** Instructions to follow **
Identify each line containing the word "JSON" and copy it.

** Extracted records **
┌──

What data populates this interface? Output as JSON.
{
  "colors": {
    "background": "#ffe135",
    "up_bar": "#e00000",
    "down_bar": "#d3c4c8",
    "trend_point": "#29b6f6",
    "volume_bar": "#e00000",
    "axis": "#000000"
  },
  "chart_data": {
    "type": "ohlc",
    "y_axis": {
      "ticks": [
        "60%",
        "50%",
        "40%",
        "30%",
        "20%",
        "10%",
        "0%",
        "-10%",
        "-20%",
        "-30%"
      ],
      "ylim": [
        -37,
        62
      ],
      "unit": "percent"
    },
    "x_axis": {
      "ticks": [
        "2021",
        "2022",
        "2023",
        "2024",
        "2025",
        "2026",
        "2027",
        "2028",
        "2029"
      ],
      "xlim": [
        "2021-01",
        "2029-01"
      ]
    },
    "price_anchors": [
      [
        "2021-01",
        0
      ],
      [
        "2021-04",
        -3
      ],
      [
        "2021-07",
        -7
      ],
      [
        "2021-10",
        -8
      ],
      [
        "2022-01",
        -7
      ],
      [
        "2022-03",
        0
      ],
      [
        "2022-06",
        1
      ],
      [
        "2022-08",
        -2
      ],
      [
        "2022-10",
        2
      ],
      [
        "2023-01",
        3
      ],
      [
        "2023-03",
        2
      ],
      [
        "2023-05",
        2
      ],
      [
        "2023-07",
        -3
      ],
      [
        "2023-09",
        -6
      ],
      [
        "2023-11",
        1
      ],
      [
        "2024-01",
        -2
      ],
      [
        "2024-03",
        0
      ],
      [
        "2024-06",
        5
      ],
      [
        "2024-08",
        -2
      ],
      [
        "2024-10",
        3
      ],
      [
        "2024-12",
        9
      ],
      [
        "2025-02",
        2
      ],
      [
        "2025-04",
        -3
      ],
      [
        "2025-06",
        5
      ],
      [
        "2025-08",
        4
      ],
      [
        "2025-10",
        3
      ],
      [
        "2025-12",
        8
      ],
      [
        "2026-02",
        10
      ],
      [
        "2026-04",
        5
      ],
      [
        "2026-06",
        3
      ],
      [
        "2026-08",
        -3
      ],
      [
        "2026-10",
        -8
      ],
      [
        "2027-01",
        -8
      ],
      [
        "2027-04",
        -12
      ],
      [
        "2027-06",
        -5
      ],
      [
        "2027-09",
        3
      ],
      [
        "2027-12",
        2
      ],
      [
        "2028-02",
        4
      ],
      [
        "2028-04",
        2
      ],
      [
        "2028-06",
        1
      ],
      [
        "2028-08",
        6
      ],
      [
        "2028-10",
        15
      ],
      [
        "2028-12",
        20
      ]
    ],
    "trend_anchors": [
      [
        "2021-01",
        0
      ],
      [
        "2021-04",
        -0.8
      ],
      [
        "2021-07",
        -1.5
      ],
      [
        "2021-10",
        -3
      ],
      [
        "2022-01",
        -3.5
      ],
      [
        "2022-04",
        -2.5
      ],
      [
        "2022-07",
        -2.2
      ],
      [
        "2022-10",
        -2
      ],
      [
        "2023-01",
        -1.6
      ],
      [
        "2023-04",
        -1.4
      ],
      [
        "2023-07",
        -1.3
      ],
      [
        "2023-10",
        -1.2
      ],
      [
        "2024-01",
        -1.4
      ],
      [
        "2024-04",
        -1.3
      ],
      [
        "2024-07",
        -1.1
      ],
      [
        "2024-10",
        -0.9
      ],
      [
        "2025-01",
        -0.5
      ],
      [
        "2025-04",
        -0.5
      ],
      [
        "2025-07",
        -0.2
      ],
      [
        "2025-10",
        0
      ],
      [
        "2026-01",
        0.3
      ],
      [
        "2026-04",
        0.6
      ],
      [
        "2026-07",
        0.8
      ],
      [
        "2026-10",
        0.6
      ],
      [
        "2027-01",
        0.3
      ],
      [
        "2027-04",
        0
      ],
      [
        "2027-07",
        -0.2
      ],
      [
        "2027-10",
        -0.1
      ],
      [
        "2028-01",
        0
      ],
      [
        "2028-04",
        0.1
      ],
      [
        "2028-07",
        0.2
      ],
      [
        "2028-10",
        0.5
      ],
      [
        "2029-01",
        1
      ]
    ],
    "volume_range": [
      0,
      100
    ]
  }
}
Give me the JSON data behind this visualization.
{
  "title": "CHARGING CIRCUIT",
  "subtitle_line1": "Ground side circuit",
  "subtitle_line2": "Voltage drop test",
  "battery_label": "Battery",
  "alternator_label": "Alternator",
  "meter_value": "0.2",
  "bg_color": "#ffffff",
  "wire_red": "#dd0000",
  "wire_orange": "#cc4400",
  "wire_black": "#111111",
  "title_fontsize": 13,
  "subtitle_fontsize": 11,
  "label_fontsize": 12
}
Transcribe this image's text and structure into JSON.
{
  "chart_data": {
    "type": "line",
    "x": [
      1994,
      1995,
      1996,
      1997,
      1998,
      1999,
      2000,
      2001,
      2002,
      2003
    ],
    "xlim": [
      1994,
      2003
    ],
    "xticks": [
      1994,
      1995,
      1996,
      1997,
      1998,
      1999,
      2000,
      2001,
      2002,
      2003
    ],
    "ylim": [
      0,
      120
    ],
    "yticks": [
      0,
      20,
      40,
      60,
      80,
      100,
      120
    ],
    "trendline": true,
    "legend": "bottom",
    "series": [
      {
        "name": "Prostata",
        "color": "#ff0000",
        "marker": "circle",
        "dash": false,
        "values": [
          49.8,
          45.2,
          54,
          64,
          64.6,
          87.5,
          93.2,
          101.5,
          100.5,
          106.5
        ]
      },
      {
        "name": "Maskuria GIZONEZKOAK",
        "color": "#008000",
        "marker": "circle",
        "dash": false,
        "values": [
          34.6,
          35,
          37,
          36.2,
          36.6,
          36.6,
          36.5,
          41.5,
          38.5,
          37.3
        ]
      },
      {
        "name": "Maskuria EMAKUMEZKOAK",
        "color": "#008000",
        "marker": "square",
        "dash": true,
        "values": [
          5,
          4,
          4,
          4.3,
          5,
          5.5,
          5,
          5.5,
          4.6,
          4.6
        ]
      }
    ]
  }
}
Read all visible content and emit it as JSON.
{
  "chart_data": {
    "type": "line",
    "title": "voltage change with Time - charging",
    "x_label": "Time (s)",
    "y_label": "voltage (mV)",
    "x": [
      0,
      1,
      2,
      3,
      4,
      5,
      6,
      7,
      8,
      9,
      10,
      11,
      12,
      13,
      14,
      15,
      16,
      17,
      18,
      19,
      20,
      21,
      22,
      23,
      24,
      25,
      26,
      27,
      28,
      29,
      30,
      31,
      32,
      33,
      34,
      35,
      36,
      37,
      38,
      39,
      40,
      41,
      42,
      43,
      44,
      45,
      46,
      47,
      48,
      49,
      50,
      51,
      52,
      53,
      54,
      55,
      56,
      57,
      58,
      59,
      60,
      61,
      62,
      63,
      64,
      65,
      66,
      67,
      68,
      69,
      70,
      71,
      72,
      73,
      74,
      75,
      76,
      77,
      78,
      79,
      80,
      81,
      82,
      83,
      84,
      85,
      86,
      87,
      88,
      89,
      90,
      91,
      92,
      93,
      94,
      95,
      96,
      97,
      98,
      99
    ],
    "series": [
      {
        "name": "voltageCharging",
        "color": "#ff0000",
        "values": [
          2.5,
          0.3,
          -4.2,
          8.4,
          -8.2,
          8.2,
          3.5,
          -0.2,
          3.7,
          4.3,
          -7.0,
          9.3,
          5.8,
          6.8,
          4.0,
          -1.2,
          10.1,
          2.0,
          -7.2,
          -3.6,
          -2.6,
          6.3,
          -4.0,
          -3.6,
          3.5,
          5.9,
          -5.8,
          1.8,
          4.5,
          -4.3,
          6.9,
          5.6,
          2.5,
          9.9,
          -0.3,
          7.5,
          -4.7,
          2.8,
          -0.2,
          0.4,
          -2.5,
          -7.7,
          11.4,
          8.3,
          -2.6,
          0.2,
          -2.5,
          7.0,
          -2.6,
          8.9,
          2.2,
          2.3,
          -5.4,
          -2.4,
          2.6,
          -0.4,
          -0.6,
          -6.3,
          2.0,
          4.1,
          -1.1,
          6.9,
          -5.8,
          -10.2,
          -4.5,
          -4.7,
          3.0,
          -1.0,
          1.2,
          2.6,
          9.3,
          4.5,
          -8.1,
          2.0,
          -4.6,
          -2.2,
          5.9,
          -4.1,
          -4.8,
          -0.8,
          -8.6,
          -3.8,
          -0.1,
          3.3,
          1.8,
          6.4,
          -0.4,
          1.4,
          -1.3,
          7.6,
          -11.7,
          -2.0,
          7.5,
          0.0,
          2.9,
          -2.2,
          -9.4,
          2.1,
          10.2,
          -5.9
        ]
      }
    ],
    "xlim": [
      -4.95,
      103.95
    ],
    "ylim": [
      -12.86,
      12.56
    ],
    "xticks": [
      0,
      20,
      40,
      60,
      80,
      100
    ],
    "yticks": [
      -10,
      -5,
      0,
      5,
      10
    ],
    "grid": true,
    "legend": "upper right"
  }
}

└──

** Output **
What data populates this interface? Output as JSON.
Give me the JSON data behind this visualization.
Transcribe this image's text and structure into JSON.
Read all visible content and emit it as JSON.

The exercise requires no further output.